** Begin Items **

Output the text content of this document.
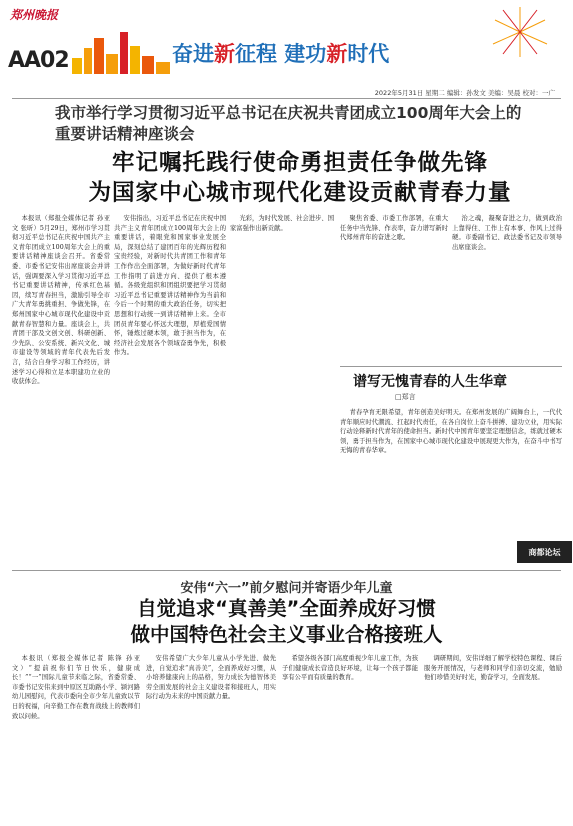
郑州晚报
AA02	奋进新征程 建功新时代
2022年5月31日 星期二 编辑：孙发文 美编：吴晨 校对：一广
我市举行学习贯彻习近平总书记在庆祝共青团成立100周年大会上的重要讲话精神座谈会
牢记嘱托践行使命勇担责任争做先锋
为国家中心城市现代化建设贡献青春力量

本报讯（郑报全媒体记者 孙亚文 张昕）5月29日，郑州市学习贯彻习近平总书记在庆祝中国共产主义青年团成立100周年大会上的重要讲话精神座谈会召开。省委常委、市委书记安伟出席座谈会并讲话，强调要深入学习贯彻习近平总书记重要讲话精神，传承红色基因，续写青春担当，激励引导全市广大青年勇挑重担、争做先锋，在郑州国家中心城市现代化建设中贡献青春智慧和力量。座谈会上，共青团干部及文创文创、科研创新、少先队、公安系统、新兴文化、城市建设等领域的青年代表先后发言，结合自身学习和工作经历，讲述学习心得和立足本职建功立业的收获体会。

安伟指出，习近平总书记在庆祝中国共产主义青年团成立100周年大会上的重要讲话，着眼党和国家事业发展全局，深刻总结了建团百年的光辉历程和宝贵经验，对新时代共青团工作和青年工作作出全面部署，为做好新时代青年工作指明了前进方向、提供了根本遵循。各级党组织和团组织要把学习贯彻习近平总书记重要讲话精神作为当前和今后一个时期的重大政治任务，切实把思想和行动统一到讲话精神上来。全市团员青年要心怀远大理想，厚植爱国情怀，锤炼过硬本领，敢于担当作为，在经济社会发展各个领域奋勇争先，积极作为。

光彩，为时代发展、社会进步、国家富强作出新贡献。

聚焦省委、市委工作部署，在重大任务中当先锋、作表率，奋力谱写新时代郑州青年的奋进之歌。

治之魂，凝聚奋进之力，做到政治上靠得住、工作上有本事、作风上过得硬。市委副书记、政法委书记及市领导出席座谈会。

谱写无愧青春的人生华章
□郑言

青春孕育无限希望，青年创造美好明天。在郑州发展的广阔舞台上，一代代青年顺应时代潮流、扛起时代责任，在各自岗位上奋斗拼搏、建功立业，用实际行动诠释新时代青年的使命担当。新时代中国青年要坚定理想信念，练就过硬本领，勇于担当作为，在国家中心城市现代化建设中展现更大作为，在奋斗中书写无悔的青春华章。

商都论坛
安伟“六一”前夕慰问并寄语少年儿童
自觉追求“真善美”全面养成好习惯
做中国特色社会主义事业合格接班人

本报讯（郑报全媒体记者 陈锋 孙亚文）“提前祝你们节日快乐，健康成长！”“一”国际儿童节来临之际，省委常委、市委书记安伟来到中原区互助路小学、颍河路幼儿园慰问，代表市委向全市少年儿童致以节日的祝福，向辛勤工作在教育战线上的教师们致以问候。

安伟希望广大少年儿童从小学先进、做先进，自觉追求“真善美”，全面养成好习惯，从小培养健康向上的品格，努力成长为德智体美劳全面发展的社会主义建设者和接班人，用实际行动为未来的中国贡献力量。

希望各级各部门高度重视少年儿童工作，为孩子们健康成长营造良好环境，让每一个孩子都能享有公平而有质量的教育。

调研期间，安伟详细了解学校特色课程、课后服务开展情况，与老师和同学们亲切交流，勉励他们珍惜美好时光，勤奋学习，全面发展。
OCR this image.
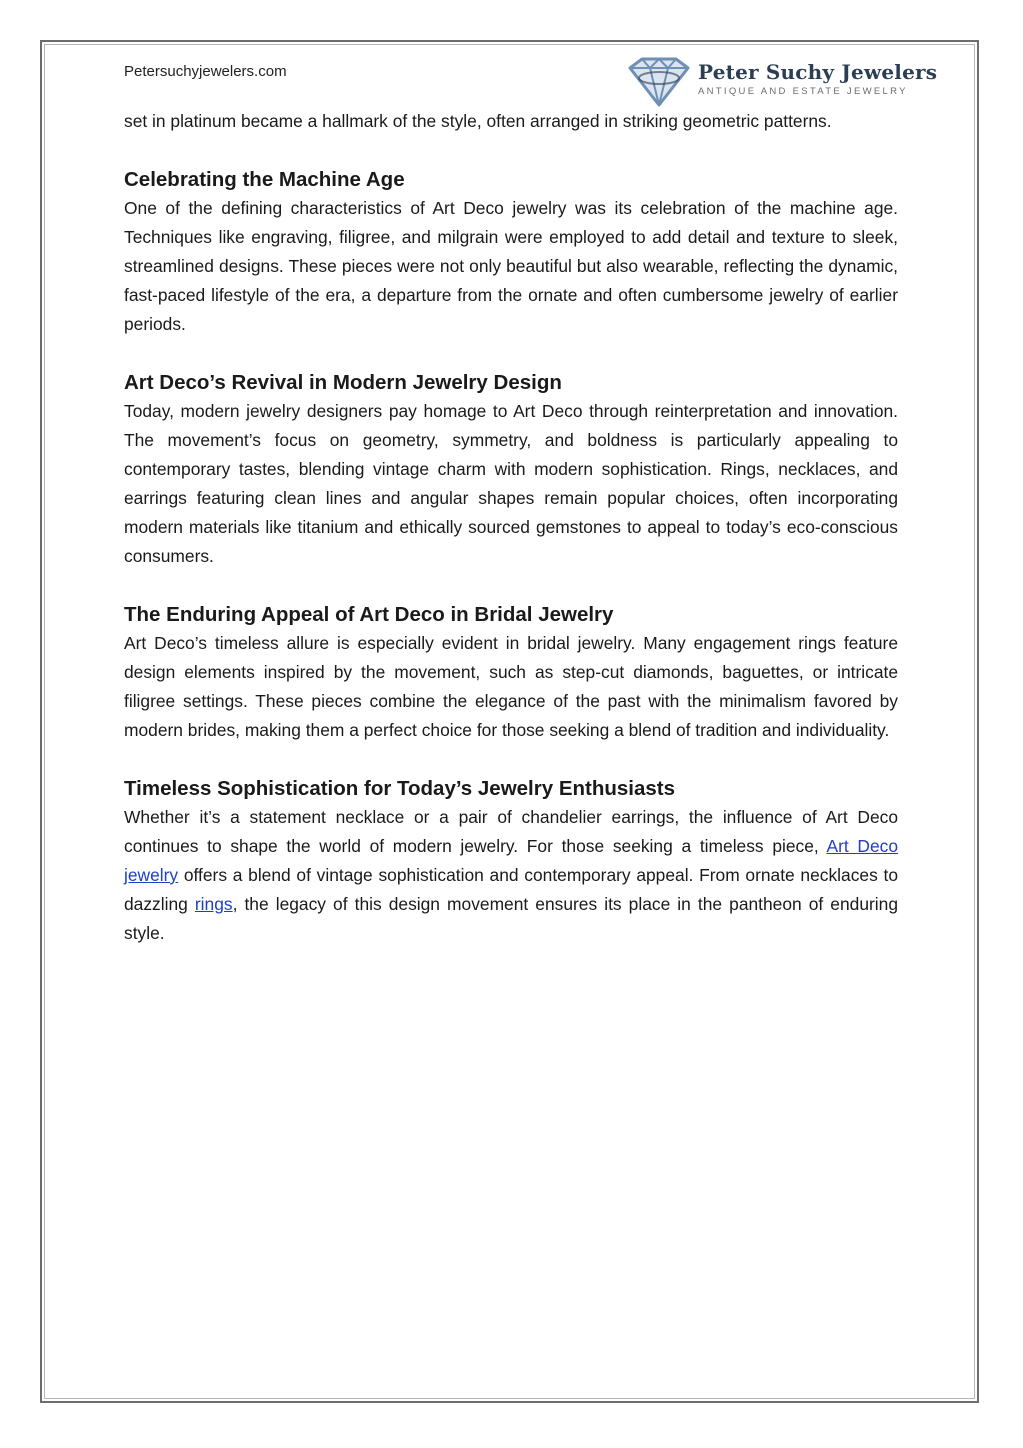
Petersuchyjewelers.com	Peter Suchy Jewelers
ANTIQUE AND ESTATE JEWELRY

set in platinum became a hallmark of the style, often arranged in striking geometric patterns.

Celebrating the Machine Age

One of the defining characteristics of Art Deco jewelry was its celebration of the machine age. Techniques like engraving, filigree, and milgrain were employed to add detail and texture to sleek, streamlined designs. These pieces were not only beautiful but also wearable, reflecting the dynamic, fast-paced lifestyle of the era, a departure from the ornate and often cumbersome jewelry of earlier periods.

Art Deco’s Revival in Modern Jewelry Design

Today, modern jewelry designers pay homage to Art Deco through reinterpretation and innovation. The movement’s focus on geometry, symmetry, and boldness is particularly appealing to contemporary tastes, blending vintage charm with modern sophistication. Rings, necklaces, and earrings featuring clean lines and angular shapes remain popular choices, often incorporating modern materials like titanium and ethically sourced gemstones to appeal to today’s eco-conscious consumers.

The Enduring Appeal of Art Deco in Bridal Jewelry

Art Deco’s timeless allure is especially evident in bridal jewelry. Many engagement rings feature design elements inspired by the movement, such as step-cut diamonds, baguettes, or intricate filigree settings. These pieces combine the elegance of the past with the minimalism favored by modern brides, making them a perfect choice for those seeking a blend of tradition and individuality.

Timeless Sophistication for Today’s Jewelry Enthusiasts

Whether it’s a statement necklace or a pair of chandelier earrings, the influence of Art Deco continues to shape the world of modern jewelry. For those seeking a timeless piece, Art Deco jewelry offers a blend of vintage sophistication and contemporary appeal. From ornate necklaces to dazzling rings, the legacy of this design movement ensures its place in the pantheon of enduring style.
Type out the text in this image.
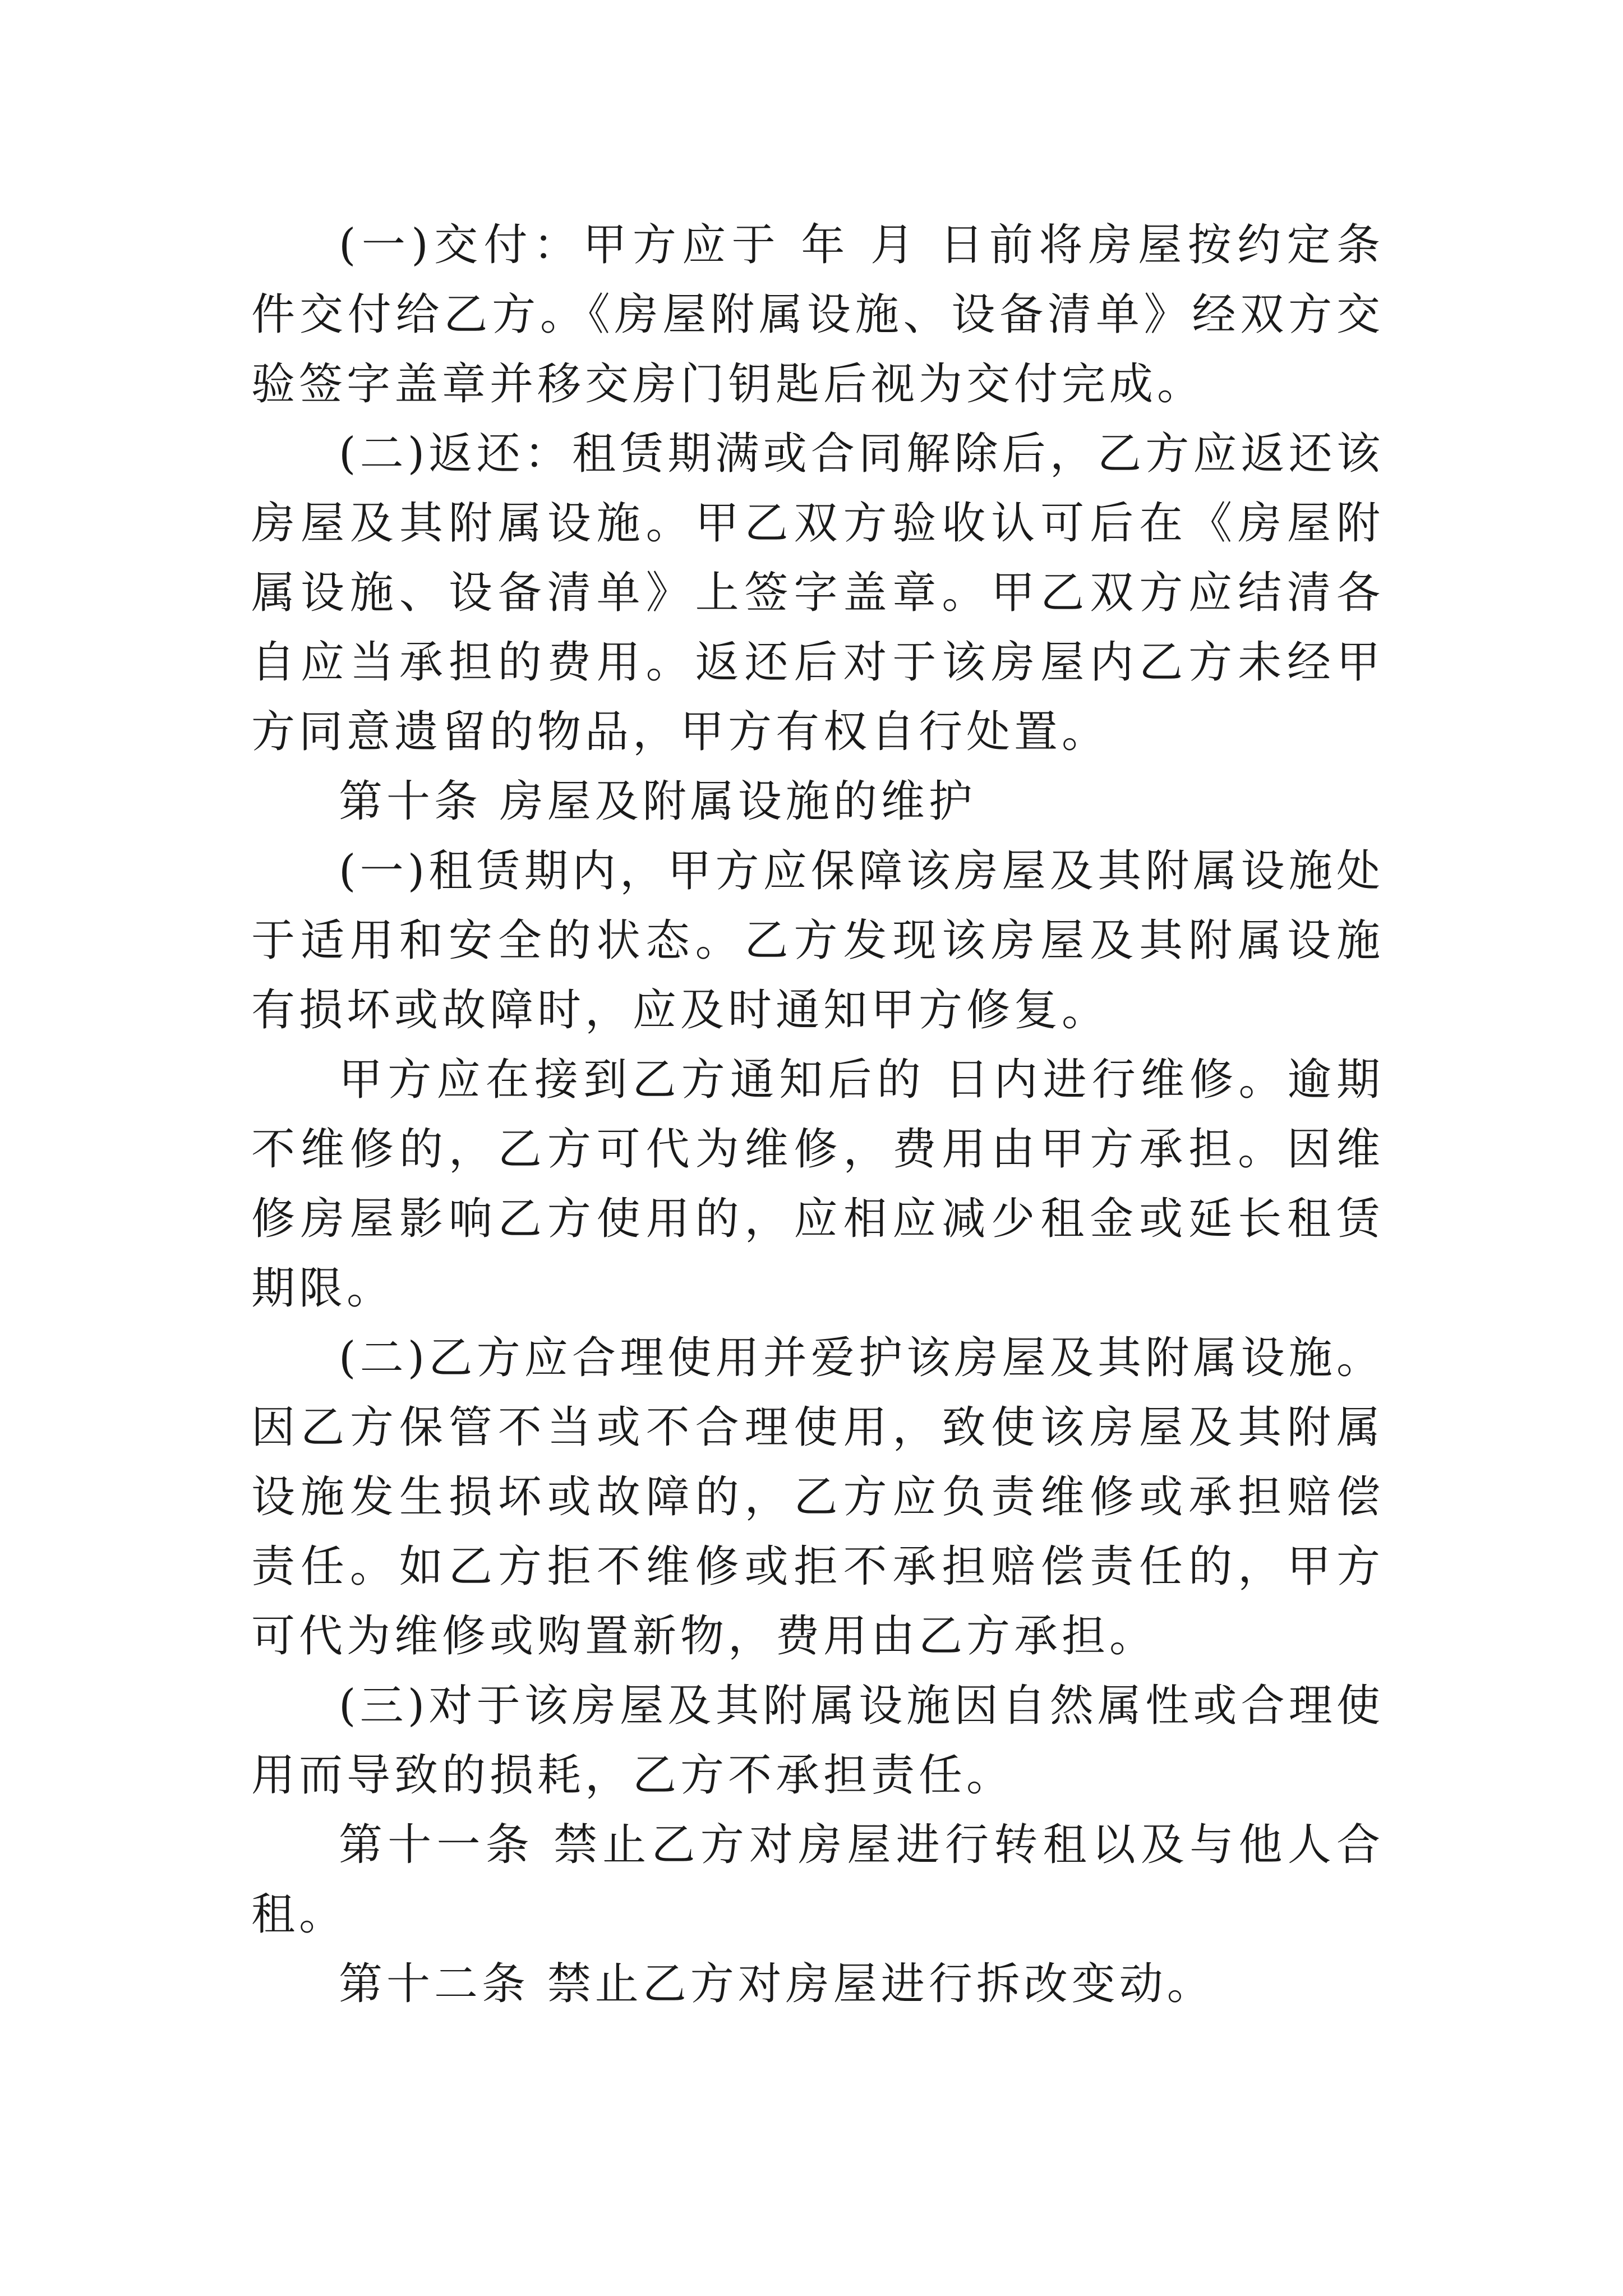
(一)交付：甲方应于 年 月 日前将房屋按约定条件交付给乙方。《房屋附属设施、设备清单》经双方交验签字盖章并移交房门钥匙后视为交付完成。

(二)返还：租赁期满或合同解除后，乙方应返还该房屋及其附属设施。甲乙双方验收认可后在《房屋附属设施、设备清单》上签字盖章。甲乙双方应结清各自应当承担的费用。返还后对于该房屋内乙方未经甲方同意遗留的物品，甲方有权自行处置。

第十条 房屋及附属设施的维护

(一)租赁期内，甲方应保障该房屋及其附属设施处于适用和安全的状态。乙方发现该房屋及其附属设施有损坏或故障时，应及时通知甲方修复。

甲方应在接到乙方通知后的 日内进行维修。逾期不维修的，乙方可代为维修，费用由甲方承担。因维修房屋影响乙方使用的，应相应减少租金或延长租赁期限。

(二)乙方应合理使用并爱护该房屋及其附属设施。因乙方保管不当或不合理使用，致使该房屋及其附属设施发生损坏或故障的，乙方应负责维修或承担赔偿责任。如乙方拒不维修或拒不承担赔偿责任的，甲方可代为维修或购置新物，费用由乙方承担。

(三)对于该房屋及其附属设施因自然属性或合理使用而导致的损耗，乙方不承担责任。

第十一条 禁止乙方对房屋进行转租以及与他人合租。

第十二条 禁止乙方对房屋进行拆改变动。
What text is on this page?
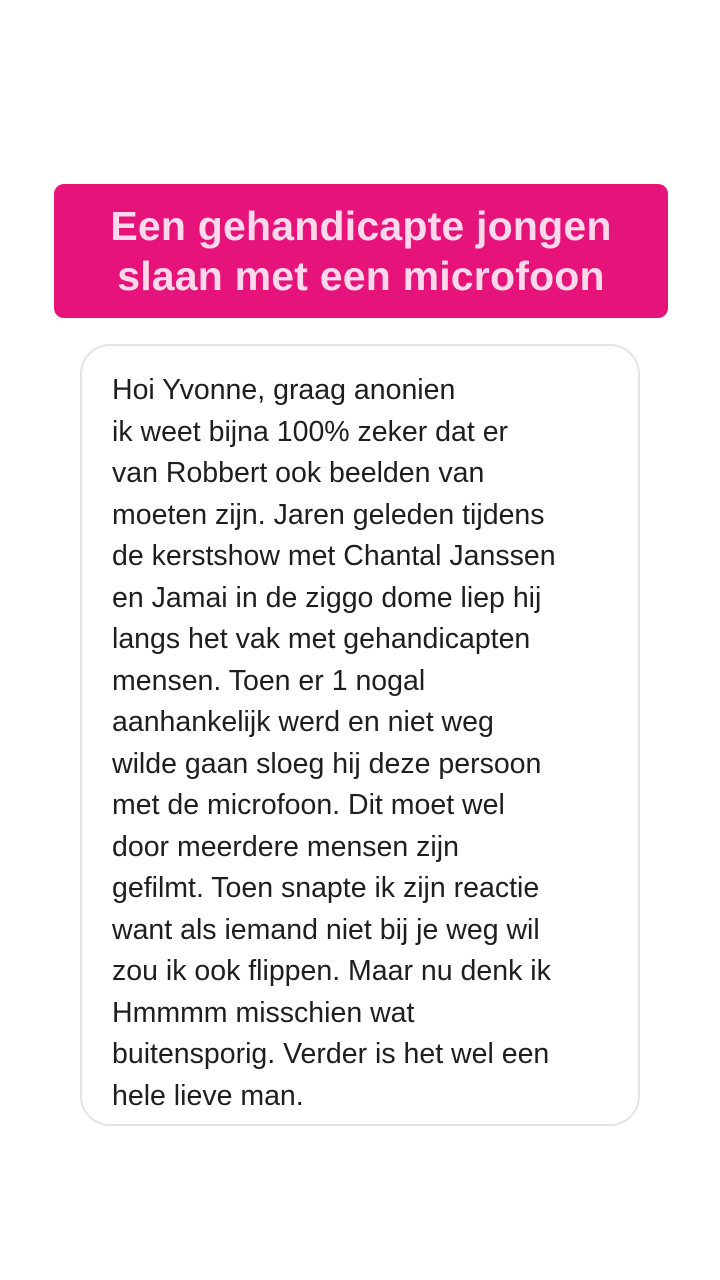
Een gehandicapte jongen
slaan met een microfoon
Hoi Yvonne, graag anonien
ik weet bijna 100% zeker dat er
van Robbert ook beelden van
moeten zijn. Jaren geleden tijdens
de kerstshow met Chantal Janssen
en Jamai in de ziggo dome liep hij
langs het vak met gehandicapten
mensen. Toen er 1 nogal
aanhankelijk werd en niet weg
wilde gaan sloeg hij deze persoon
met de microfoon. Dit moet wel
door meerdere mensen zijn
gefilmt. Toen snapte ik zijn reactie
want als iemand niet bij je weg wil
zou ik ook flippen. Maar nu denk ik
Hmmmm misschien wat
buitensporig. Verder is het wel een
hele lieve man.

** End Items **

The line that contains "What text is on this page?" begins the part to retype, and the last line of the records above ends it. Retype both and everything between, exactly, without the pictures.

What text is on this page?
Een gehandicapte jongen
slaan met een microfoon
Hoi Yvonne, graag anonien
ik weet bijna 100% zeker dat er
van Robbert ook beelden van
moeten zijn. Jaren geleden tijdens
de kerstshow met Chantal Janssen
en Jamai in de ziggo dome liep hij
langs het vak met gehandicapten
mensen. Toen er 1 nogal
aanhankelijk werd en niet weg
wilde gaan sloeg hij deze persoon
met de microfoon. Dit moet wel
door meerdere mensen zijn
gefilmt. Toen snapte ik zijn reactie
want als iemand niet bij je weg wil
zou ik ook flippen. Maar nu denk ik
Hmmmm misschien wat
buitensporig. Verder is het wel een
hele lieve man.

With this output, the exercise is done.